EXERCISE GOAL:
With the pictures left out, copy the listing below exactly.

GIVEN ENTRIES:
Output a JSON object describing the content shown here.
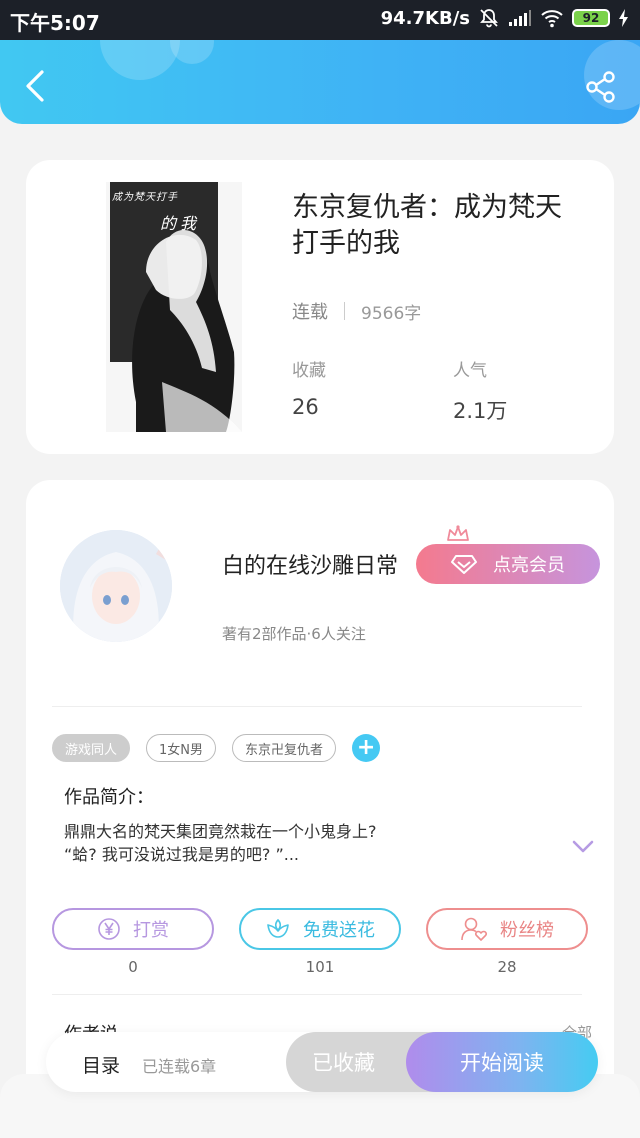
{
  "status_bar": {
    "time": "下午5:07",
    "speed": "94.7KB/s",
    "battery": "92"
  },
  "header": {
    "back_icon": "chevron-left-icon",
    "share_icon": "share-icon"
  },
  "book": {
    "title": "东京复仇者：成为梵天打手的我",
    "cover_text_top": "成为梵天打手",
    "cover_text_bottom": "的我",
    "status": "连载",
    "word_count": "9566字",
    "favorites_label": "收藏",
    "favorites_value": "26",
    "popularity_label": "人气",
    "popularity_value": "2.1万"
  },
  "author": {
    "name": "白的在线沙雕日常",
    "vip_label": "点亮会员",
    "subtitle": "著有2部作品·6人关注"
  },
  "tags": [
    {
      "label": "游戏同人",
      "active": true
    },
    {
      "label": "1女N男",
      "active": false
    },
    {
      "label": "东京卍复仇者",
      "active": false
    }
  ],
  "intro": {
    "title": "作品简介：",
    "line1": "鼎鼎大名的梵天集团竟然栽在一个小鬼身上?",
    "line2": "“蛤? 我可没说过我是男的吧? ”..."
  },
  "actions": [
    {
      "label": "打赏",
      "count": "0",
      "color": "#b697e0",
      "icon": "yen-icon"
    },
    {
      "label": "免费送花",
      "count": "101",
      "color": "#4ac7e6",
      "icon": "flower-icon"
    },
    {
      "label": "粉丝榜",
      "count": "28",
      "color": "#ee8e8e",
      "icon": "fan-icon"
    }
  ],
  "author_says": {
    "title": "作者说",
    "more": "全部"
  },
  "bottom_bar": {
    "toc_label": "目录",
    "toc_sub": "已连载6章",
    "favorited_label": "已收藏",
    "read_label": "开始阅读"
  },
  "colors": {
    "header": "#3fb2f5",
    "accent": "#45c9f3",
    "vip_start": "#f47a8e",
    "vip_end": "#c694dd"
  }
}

EXERCISE OUTPUT:
Output a JSON object describing the content shown here.
{
  "status_bar": {
    "time": "下午5:07",
    "speed": "94.7KB/s",
    "battery": "92"
  },
  "header": {
    "back_icon": "chevron-left-icon",
    "share_icon": "share-icon"
  },
  "book": {
    "title": "东京复仇者：成为梵天打手的我",
    "cover_text_top": "成为梵天打手",
    "cover_text_bottom": "的我",
    "status": "连载",
    "word_count": "9566字",
    "favorites_label": "收藏",
    "favorites_value": "26",
    "popularity_label": "人气",
    "popularity_value": "2.1万"
  },
  "author": {
    "name": "白的在线沙雕日常",
    "vip_label": "点亮会员",
    "subtitle": "著有2部作品·6人关注"
  },
  "tags": [
    {
      "label": "游戏同人",
      "active": true
    },
    {
      "label": "1女N男",
      "active": false
    },
    {
      "label": "东京卍复仇者",
      "active": false
    }
  ],
  "intro": {
    "title": "作品简介：",
    "line1": "鼎鼎大名的梵天集团竟然栽在一个小鬼身上?",
    "line2": "“蛤? 我可没说过我是男的吧? ”..."
  },
  "actions": [
    {
      "label": "打赏",
      "count": "0",
      "color": "#b697e0",
      "icon": "yen-icon"
    },
    {
      "label": "免费送花",
      "count": "101",
      "color": "#4ac7e6",
      "icon": "flower-icon"
    },
    {
      "label": "粉丝榜",
      "count": "28",
      "color": "#ee8e8e",
      "icon": "fan-icon"
    }
  ],
  "author_says": {
    "title": "作者说",
    "more": "全部"
  },
  "bottom_bar": {
    "toc_label": "目录",
    "toc_sub": "已连载6章",
    "favorited_label": "已收藏",
    "read_label": "开始阅读"
  },
  "colors": {
    "header": "#3fb2f5",
    "accent": "#45c9f3",
    "vip_start": "#f47a8e",
    "vip_end": "#c694dd"
  }
}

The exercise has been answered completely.